Data records:
· · ·

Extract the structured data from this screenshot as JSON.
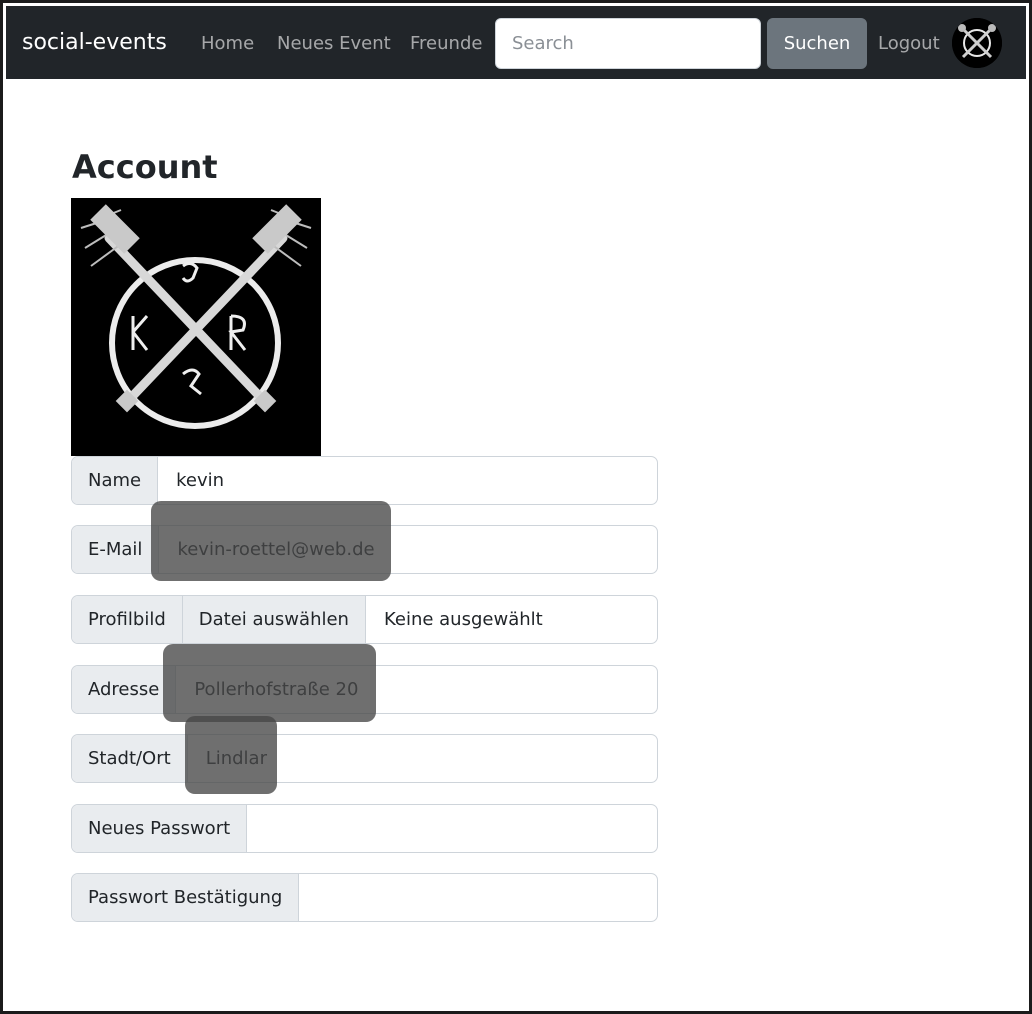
{
  "navbar": {
    "brand": "social-events",
    "links": [
      "Home",
      "Neues Event",
      "Freunde"
    ],
    "search_placeholder": "Search",
    "search_button": "Suchen",
    "logout": "Logout"
  },
  "page": {
    "title": "Account"
  },
  "form": {
    "name_label": "Name",
    "name_value": "kevin",
    "email_label": "E-Mail",
    "email_value": "kevin-roettel@web.de",
    "picture_label": "Profilbild",
    "picture_button": "Datei auswählen",
    "picture_value": "Keine ausgewählt",
    "address_label": "Adresse",
    "address_value": "Pollerhofstraße 20",
    "city_label": "Stadt/Ort",
    "city_value": "Lindlar",
    "password_label": "Neues Passwort",
    "password_value": "",
    "confirm_label": "Passwort Bestätigung",
    "confirm_value": ""
  },
  "colors": {
    "navbar_bg": "#212529",
    "button_secondary": "#6c757d",
    "addon_bg": "#e9ecef",
    "border": "#ced4da"
  },
  "icons": {
    "avatar": "crossed-maces-logo",
    "profile_image": "crossed-maces-logo"
  }
}
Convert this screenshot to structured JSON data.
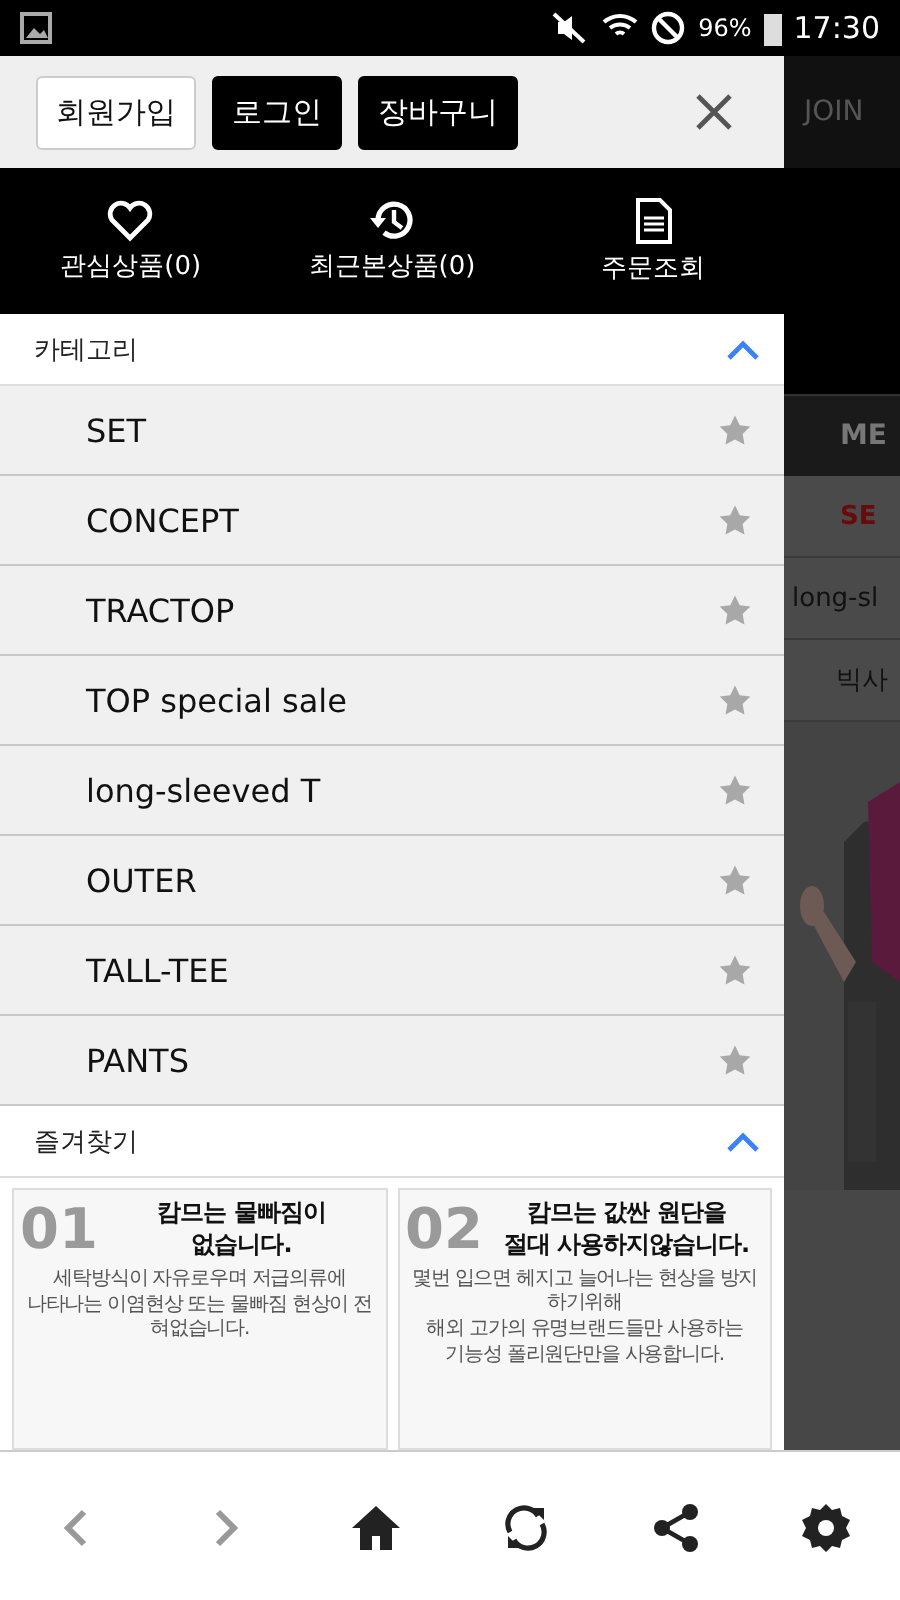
{
  "status_bar": {
    "battery": "96%",
    "time": "17:30"
  },
  "header_buttons": [
    {
      "label": "회원가입",
      "kind": "outline"
    },
    {
      "label": "로그인",
      "kind": "filled"
    },
    {
      "label": "장바구니",
      "kind": "filled"
    }
  ],
  "quick_links": [
    {
      "label": "관심상품(0)",
      "kind": "heart"
    },
    {
      "label": "최근본상품(0)",
      "kind": "history"
    },
    {
      "label": "주문조회",
      "kind": "document"
    }
  ],
  "category": {
    "title": "카테고리",
    "expanded": true,
    "items": [
      "SET",
      "CONCEPT",
      "TRACTOP",
      "TOP special sale",
      "long-sleeved T",
      "OUTER",
      "TALL-TEE",
      "PANTS"
    ]
  },
  "favorites": {
    "title": "즐겨찾기",
    "expanded": true,
    "banners": [
      {
        "number": "01",
        "title": "캄므는 물빠짐이\n없습니다.",
        "lines": [
          "세탁방식이 자유로우며 저급의류에",
          "나타나는 이염현상 또는 물빠짐 현상이 전혀없습니다."
        ]
      },
      {
        "number": "02",
        "title": "캄므는 값싼 원단을\n절대 사용하지않습니다.",
        "lines": [
          "몇번 입으면 헤지고 늘어나는 현상을 방지하기위해",
          "해외 고가의 유명브랜드들만 사용하는",
          "기능성 폴리원단만을 사용합니다."
        ]
      }
    ]
  },
  "background_page": {
    "join": "JOIN",
    "tab": "ME",
    "links": [
      {
        "label": "SE",
        "kind": "accent"
      },
      {
        "label": "long-sl",
        "kind": "plain"
      },
      {
        "label": "빅사",
        "kind": "plain"
      }
    ]
  }
}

· · ·

Every record must be copied exactly, with images dropped from the result.

**The completed task:**
Extract the structured data from this screenshot as JSON.
{
  "navbar": {
    "brand": "social-events",
    "links": [
      "Home",
      "Neues Event",
      "Freunde"
    ],
    "search_placeholder": "Search",
    "search_button": "Suchen",
    "logout": "Logout"
  },
  "page": {
    "title": "Account"
  },
  "form": {
    "name_label": "Name",
    "name_value": "kevin",
    "email_label": "E-Mail",
    "email_value": "kevin-roettel@web.de",
    "picture_label": "Profilbild",
    "picture_button": "Datei auswählen",
    "picture_value": "Keine ausgewählt",
    "address_label": "Adresse",
    "address_value": "Pollerhofstraße 20",
    "city_label": "Stadt/Ort",
    "city_value": "Lindlar",
    "password_label": "Neues Passwort",
    "password_value": "",
    "confirm_label": "Passwort Bestätigung",
    "confirm_value": ""
  },
  "colors": {
    "navbar_bg": "#212529",
    "button_secondary": "#6c757d",
    "addon_bg": "#e9ecef",
    "border": "#ced4da"
  },
  "icons": {
    "avatar": "crossed-maces-logo",
    "profile_image": "crossed-maces-logo"
  }
}
Convert this screenshot to structured JSON data.
{
  "status_bar": {
    "battery": "96%",
    "time": "17:30"
  },
  "header_buttons": [
    {
      "label": "회원가입",
      "kind": "outline"
    },
    {
      "label": "로그인",
      "kind": "filled"
    },
    {
      "label": "장바구니",
      "kind": "filled"
    }
  ],
  "quick_links": [
    {
      "label": "관심상품(0)",
      "kind": "heart"
    },
    {
      "label": "최근본상품(0)",
      "kind": "history"
    },
    {
      "label": "주문조회",
      "kind": "document"
    }
  ],
  "category": {
    "title": "카테고리",
    "expanded": true,
    "items": [
      "SET",
      "CONCEPT",
      "TRACTOP",
      "TOP special sale",
      "long-sleeved T",
      "OUTER",
      "TALL-TEE",
      "PANTS"
    ]
  },
  "favorites": {
    "title": "즐겨찾기",
    "expanded": true,
    "banners": [
      {
        "number": "01",
        "title": "캄므는 물빠짐이\n없습니다.",
        "lines": [
          "세탁방식이 자유로우며 저급의류에",
          "나타나는 이염현상 또는 물빠짐 현상이 전혀없습니다."
        ]
      },
      {
        "number": "02",
        "title": "캄므는 값싼 원단을\n절대 사용하지않습니다.",
        "lines": [
          "몇번 입으면 헤지고 늘어나는 현상을 방지하기위해",
          "해외 고가의 유명브랜드들만 사용하는",
          "기능성 폴리원단만을 사용합니다."
        ]
      }
    ]
  },
  "background_page": {
    "join": "JOIN",
    "tab": "ME",
    "links": [
      {
        "label": "SE",
        "kind": "accent"
      },
      {
        "label": "long-sl",
        "kind": "plain"
      },
      {
        "label": "빅사",
        "kind": "plain"
      }
    ]
  }
}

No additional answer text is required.